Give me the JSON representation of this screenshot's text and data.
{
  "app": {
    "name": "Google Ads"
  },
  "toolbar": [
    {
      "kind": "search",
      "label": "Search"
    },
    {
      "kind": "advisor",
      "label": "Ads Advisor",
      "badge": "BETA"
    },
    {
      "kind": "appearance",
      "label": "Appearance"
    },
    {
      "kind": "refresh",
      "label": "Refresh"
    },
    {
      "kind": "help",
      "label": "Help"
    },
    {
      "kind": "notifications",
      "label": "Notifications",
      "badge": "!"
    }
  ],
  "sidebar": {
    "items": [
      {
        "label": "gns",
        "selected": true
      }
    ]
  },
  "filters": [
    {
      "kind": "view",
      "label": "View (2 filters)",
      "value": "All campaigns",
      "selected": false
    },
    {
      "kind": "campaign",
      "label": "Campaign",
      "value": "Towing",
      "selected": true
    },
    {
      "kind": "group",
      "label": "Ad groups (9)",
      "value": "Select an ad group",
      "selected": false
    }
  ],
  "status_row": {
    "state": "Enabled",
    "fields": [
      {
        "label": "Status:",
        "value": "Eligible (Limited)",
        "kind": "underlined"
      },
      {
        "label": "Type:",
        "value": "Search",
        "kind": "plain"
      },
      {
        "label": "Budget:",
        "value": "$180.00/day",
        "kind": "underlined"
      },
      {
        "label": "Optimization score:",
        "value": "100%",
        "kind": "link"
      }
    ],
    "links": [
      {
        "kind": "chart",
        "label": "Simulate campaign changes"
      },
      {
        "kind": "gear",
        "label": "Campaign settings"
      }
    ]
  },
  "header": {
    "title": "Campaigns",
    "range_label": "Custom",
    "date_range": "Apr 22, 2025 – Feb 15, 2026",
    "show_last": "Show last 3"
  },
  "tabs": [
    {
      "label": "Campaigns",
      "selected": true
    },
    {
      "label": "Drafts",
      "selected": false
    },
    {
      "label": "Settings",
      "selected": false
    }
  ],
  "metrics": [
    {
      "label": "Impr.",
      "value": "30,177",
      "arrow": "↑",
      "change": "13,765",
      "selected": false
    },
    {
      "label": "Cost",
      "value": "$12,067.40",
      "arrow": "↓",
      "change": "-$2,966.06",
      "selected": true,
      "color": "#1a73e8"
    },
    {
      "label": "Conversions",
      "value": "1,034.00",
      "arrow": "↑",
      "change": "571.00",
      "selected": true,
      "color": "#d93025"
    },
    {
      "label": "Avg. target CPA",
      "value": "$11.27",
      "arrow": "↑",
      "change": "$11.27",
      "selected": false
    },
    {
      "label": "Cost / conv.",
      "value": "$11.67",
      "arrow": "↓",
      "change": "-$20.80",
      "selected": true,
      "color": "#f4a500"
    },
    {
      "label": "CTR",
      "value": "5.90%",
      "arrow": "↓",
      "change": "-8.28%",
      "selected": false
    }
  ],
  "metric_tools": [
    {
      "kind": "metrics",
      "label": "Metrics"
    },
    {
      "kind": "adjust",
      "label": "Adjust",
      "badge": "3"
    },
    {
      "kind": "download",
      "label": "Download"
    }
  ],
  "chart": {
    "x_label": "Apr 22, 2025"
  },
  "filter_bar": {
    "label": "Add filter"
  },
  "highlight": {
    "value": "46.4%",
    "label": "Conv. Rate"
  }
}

########################################

• _Your instructions_
Transcribe each record exactly. Leave nothing out.

• _Response to this exercise_
Give me the JSON representation of this screenshot's text and data.
{
  "app": {
    "name": "Google Ads"
  },
  "toolbar": [
    {
      "kind": "search",
      "label": "Search"
    },
    {
      "kind": "advisor",
      "label": "Ads Advisor",
      "badge": "BETA"
    },
    {
      "kind": "appearance",
      "label": "Appearance"
    },
    {
      "kind": "refresh",
      "label": "Refresh"
    },
    {
      "kind": "help",
      "label": "Help"
    },
    {
      "kind": "notifications",
      "label": "Notifications",
      "badge": "!"
    }
  ],
  "sidebar": {
    "items": [
      {
        "label": "gns",
        "selected": true
      }
    ]
  },
  "filters": [
    {
      "kind": "view",
      "label": "View (2 filters)",
      "value": "All campaigns",
      "selected": false
    },
    {
      "kind": "campaign",
      "label": "Campaign",
      "value": "Towing",
      "selected": true
    },
    {
      "kind": "group",
      "label": "Ad groups (9)",
      "value": "Select an ad group",
      "selected": false
    }
  ],
  "status_row": {
    "state": "Enabled",
    "fields": [
      {
        "label": "Status:",
        "value": "Eligible (Limited)",
        "kind": "underlined"
      },
      {
        "label": "Type:",
        "value": "Search",
        "kind": "plain"
      },
      {
        "label": "Budget:",
        "value": "$180.00/day",
        "kind": "underlined"
      },
      {
        "label": "Optimization score:",
        "value": "100%",
        "kind": "link"
      }
    ],
    "links": [
      {
        "kind": "chart",
        "label": "Simulate campaign changes"
      },
      {
        "kind": "gear",
        "label": "Campaign settings"
      }
    ]
  },
  "header": {
    "title": "Campaigns",
    "range_label": "Custom",
    "date_range": "Apr 22, 2025 – Feb 15, 2026",
    "show_last": "Show last 3"
  },
  "tabs": [
    {
      "label": "Campaigns",
      "selected": true
    },
    {
      "label": "Drafts",
      "selected": false
    },
    {
      "label": "Settings",
      "selected": false
    }
  ],
  "metrics": [
    {
      "label": "Impr.",
      "value": "30,177",
      "arrow": "↑",
      "change": "13,765",
      "selected": false
    },
    {
      "label": "Cost",
      "value": "$12,067.40",
      "arrow": "↓",
      "change": "-$2,966.06",
      "selected": true,
      "color": "#1a73e8"
    },
    {
      "label": "Conversions",
      "value": "1,034.00",
      "arrow": "↑",
      "change": "571.00",
      "selected": true,
      "color": "#d93025"
    },
    {
      "label": "Avg. target CPA",
      "value": "$11.27",
      "arrow": "↑",
      "change": "$11.27",
      "selected": false
    },
    {
      "label": "Cost / conv.",
      "value": "$11.67",
      "arrow": "↓",
      "change": "-$20.80",
      "selected": true,
      "color": "#f4a500"
    },
    {
      "label": "CTR",
      "value": "5.90%",
      "arrow": "↓",
      "change": "-8.28%",
      "selected": false
    }
  ],
  "metric_tools": [
    {
      "kind": "metrics",
      "label": "Metrics"
    },
    {
      "kind": "adjust",
      "label": "Adjust",
      "badge": "3"
    },
    {
      "kind": "download",
      "label": "Download"
    }
  ],
  "chart": {
    "x_label": "Apr 22, 2025"
  },
  "filter_bar": {
    "label": "Add filter"
  },
  "highlight": {
    "value": "46.4%",
    "label": "Conv. Rate"
  }
}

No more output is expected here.